WORK REQUEST ->
Report how many lines below contain the word "column". Write only that number.
##### EXTRACTED DATA #####
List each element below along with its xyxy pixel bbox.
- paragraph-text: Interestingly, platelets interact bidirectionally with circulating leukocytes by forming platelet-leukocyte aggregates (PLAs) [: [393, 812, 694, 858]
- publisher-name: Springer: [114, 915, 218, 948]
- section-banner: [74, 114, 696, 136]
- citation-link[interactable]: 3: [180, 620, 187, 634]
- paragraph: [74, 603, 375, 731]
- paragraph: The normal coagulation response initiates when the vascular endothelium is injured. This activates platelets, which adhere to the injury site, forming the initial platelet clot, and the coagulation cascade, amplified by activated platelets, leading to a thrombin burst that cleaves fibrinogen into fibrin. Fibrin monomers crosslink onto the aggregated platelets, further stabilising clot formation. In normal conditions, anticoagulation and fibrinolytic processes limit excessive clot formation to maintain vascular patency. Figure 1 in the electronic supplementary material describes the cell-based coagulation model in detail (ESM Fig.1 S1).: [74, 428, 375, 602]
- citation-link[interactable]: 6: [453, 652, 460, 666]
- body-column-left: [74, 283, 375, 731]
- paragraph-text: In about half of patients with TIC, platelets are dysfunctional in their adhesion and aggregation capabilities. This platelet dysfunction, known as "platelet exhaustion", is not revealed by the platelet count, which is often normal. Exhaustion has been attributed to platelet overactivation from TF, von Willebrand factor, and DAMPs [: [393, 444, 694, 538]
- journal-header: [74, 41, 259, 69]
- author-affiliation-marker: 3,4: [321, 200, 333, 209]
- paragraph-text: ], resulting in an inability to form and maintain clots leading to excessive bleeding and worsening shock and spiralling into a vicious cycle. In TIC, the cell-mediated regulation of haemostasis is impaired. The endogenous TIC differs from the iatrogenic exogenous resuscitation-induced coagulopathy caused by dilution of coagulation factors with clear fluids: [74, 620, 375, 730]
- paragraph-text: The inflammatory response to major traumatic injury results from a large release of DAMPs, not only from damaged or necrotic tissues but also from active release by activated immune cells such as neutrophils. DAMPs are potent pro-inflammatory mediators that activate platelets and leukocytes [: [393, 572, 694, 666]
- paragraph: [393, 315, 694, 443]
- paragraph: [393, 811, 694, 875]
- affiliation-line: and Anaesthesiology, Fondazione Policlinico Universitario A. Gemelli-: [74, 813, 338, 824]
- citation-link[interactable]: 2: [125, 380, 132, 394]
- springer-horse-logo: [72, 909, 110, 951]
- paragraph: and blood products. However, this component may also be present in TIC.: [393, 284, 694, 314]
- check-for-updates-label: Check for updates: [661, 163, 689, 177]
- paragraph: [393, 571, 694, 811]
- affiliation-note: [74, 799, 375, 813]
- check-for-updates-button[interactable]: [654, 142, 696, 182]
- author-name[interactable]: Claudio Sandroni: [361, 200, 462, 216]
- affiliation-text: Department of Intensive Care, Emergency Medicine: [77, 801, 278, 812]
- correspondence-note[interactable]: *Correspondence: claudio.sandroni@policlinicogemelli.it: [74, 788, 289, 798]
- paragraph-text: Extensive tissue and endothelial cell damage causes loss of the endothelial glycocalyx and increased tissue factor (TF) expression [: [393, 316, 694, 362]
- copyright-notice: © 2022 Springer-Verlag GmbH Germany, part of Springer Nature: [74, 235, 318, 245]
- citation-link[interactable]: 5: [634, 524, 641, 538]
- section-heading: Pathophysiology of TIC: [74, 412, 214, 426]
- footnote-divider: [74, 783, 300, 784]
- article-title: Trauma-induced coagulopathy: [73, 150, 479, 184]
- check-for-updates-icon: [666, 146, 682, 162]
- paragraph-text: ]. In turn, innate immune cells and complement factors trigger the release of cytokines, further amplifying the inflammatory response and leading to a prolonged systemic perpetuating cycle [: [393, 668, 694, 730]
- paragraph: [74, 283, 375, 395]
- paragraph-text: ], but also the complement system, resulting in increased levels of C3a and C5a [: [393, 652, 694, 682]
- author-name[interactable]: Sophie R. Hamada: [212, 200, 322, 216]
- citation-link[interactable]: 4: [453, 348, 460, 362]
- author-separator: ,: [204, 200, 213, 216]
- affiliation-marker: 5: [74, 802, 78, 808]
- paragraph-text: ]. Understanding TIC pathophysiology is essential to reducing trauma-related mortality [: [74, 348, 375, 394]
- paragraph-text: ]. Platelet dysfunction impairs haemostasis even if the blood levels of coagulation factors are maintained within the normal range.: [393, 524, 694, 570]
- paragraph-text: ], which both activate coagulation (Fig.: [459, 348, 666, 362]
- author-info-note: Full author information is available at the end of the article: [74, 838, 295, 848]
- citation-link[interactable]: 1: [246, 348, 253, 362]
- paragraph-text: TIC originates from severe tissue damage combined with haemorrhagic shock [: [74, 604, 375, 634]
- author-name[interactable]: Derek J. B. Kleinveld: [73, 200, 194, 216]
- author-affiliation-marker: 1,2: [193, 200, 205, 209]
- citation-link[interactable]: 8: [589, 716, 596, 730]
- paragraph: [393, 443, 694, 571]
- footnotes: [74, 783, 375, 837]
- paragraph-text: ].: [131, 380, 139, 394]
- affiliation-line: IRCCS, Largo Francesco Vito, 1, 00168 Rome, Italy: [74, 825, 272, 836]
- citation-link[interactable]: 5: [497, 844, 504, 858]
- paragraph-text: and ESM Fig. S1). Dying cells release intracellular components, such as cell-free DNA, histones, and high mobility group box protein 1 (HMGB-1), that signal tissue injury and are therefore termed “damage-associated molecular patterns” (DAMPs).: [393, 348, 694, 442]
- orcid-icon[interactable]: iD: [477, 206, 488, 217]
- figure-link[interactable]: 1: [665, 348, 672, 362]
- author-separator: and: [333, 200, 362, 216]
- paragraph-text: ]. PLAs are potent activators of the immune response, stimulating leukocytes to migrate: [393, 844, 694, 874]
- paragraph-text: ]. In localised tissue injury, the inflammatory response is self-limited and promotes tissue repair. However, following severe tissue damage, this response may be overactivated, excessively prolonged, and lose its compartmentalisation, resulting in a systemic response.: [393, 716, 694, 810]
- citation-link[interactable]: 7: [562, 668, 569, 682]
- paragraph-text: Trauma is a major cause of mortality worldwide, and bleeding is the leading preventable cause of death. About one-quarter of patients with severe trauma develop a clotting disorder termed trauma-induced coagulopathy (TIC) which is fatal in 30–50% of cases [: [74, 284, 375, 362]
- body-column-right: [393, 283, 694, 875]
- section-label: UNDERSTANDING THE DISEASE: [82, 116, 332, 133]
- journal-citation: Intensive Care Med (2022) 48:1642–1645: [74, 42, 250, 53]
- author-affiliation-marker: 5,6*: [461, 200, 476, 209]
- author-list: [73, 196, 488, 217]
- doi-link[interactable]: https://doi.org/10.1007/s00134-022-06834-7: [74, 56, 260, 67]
#####
REPLY TO THE TASK ->
2